- _To do_:
Could you copy the material below word for word, starting at the line that contains "- nav-remote-support[interactable]: Remote" and stopping after the line that contains "- sidebar-item-policy-config[interactable]: Policy"?

- _Excerpted records_:
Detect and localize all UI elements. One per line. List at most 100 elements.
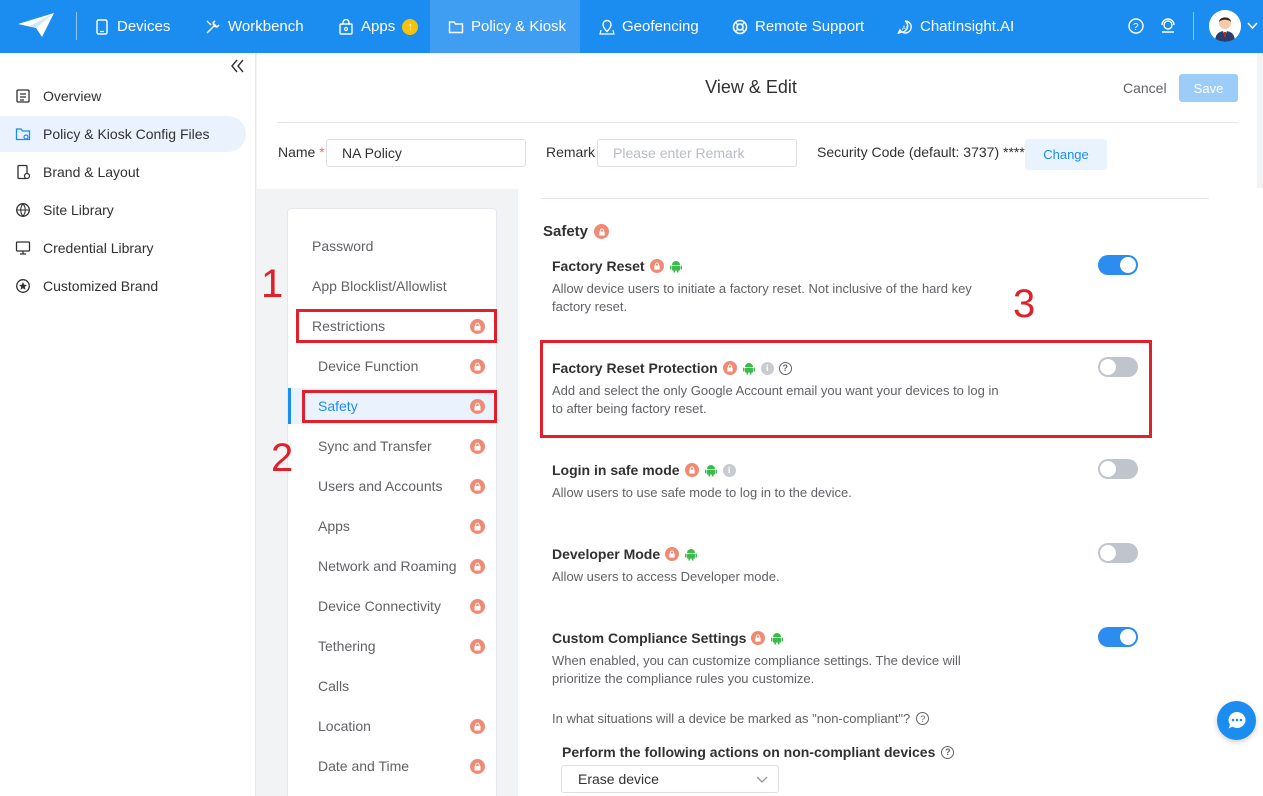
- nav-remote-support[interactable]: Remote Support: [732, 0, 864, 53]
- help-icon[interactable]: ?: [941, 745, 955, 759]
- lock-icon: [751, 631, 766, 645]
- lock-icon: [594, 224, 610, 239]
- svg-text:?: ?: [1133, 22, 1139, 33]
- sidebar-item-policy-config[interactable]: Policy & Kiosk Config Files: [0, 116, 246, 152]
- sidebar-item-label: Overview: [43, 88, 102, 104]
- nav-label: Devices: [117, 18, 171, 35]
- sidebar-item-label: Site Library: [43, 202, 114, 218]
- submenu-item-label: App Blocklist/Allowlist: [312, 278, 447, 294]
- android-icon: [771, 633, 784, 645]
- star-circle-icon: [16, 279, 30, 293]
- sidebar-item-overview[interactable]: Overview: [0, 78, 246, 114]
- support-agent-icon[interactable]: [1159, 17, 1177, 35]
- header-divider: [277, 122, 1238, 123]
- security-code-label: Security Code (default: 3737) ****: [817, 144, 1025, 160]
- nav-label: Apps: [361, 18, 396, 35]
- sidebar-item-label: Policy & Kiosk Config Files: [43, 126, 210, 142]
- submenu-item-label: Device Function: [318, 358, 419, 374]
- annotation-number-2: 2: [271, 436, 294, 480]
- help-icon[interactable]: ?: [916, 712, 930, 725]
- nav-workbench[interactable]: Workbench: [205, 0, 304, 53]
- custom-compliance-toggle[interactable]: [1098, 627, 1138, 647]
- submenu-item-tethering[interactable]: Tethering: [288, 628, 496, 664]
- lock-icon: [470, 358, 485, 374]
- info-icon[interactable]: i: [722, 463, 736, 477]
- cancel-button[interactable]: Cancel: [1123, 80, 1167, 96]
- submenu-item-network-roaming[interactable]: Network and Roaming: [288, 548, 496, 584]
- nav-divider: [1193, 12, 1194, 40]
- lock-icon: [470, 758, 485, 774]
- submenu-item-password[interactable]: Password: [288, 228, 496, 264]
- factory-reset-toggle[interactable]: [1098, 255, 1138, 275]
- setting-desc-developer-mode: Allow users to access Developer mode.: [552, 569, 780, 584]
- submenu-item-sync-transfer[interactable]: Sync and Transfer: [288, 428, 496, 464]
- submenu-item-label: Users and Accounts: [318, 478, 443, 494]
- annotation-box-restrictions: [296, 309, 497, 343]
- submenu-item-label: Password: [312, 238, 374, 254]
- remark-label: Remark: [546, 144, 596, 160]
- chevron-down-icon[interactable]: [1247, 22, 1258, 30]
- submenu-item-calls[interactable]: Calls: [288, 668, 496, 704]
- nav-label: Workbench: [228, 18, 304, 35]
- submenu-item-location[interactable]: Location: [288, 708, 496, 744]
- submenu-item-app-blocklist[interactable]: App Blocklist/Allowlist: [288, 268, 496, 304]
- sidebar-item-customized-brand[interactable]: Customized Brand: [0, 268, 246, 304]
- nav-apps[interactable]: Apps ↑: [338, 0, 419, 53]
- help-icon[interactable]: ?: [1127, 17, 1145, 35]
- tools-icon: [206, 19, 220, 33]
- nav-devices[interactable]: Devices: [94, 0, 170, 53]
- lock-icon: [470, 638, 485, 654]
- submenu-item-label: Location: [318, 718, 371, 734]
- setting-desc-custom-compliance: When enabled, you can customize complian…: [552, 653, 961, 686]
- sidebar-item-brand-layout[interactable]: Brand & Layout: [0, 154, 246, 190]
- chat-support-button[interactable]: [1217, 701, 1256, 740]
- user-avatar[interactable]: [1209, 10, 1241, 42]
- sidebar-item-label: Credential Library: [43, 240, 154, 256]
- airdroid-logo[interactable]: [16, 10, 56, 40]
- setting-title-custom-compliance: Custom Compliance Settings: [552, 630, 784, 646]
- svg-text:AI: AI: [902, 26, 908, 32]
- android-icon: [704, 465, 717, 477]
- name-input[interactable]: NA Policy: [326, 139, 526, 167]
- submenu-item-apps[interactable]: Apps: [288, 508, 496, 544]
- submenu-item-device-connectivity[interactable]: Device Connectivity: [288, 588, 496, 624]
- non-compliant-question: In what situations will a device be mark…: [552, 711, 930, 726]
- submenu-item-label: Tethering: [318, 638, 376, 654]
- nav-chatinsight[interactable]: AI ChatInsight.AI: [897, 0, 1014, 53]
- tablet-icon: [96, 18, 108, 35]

- _Answer for this exercise_:
- nav-remote-support[interactable]: Remote Support: [732, 0, 864, 53]
- help-icon[interactable]: ?: [941, 745, 955, 759]
- lock-icon: [751, 631, 766, 645]
- lock-icon: [594, 224, 610, 239]
- svg-text:?: ?: [1133, 22, 1139, 33]
- sidebar-item-policy-config[interactable]: Policy & Kiosk Config Files: [0, 116, 246, 152]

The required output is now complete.